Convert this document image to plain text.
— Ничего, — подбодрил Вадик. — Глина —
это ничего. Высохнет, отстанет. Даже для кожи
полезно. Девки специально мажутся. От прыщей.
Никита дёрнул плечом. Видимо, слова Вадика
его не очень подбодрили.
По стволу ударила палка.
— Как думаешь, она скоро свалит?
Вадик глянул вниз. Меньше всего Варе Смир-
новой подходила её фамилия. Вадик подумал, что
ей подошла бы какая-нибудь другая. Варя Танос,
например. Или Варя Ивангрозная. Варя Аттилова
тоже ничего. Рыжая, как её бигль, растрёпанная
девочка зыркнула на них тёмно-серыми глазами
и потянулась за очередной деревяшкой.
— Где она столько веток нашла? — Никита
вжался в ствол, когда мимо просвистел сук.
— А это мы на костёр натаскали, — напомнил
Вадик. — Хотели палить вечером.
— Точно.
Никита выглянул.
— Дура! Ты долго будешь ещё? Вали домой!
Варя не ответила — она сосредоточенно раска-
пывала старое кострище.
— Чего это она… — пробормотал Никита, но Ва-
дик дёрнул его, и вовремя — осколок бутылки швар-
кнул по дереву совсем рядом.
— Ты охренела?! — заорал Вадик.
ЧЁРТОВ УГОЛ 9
────
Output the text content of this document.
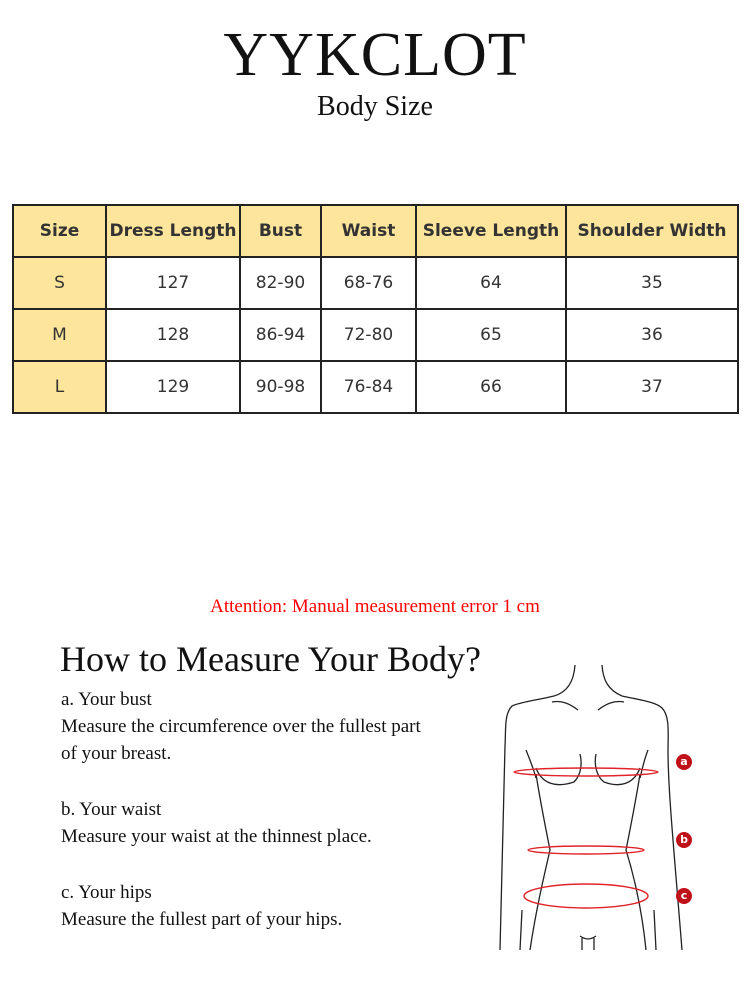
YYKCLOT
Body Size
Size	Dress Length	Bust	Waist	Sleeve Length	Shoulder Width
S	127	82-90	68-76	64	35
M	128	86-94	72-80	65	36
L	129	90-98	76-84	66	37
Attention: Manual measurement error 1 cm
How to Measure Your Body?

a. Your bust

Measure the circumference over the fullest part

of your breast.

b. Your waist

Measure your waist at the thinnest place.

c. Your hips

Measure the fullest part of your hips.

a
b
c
────
## Exercise details
Copy every line of the records above that holds the word "fullest".

## Solved exercise
Measure the circumference over the fullest part
Measure the fullest part of your hips.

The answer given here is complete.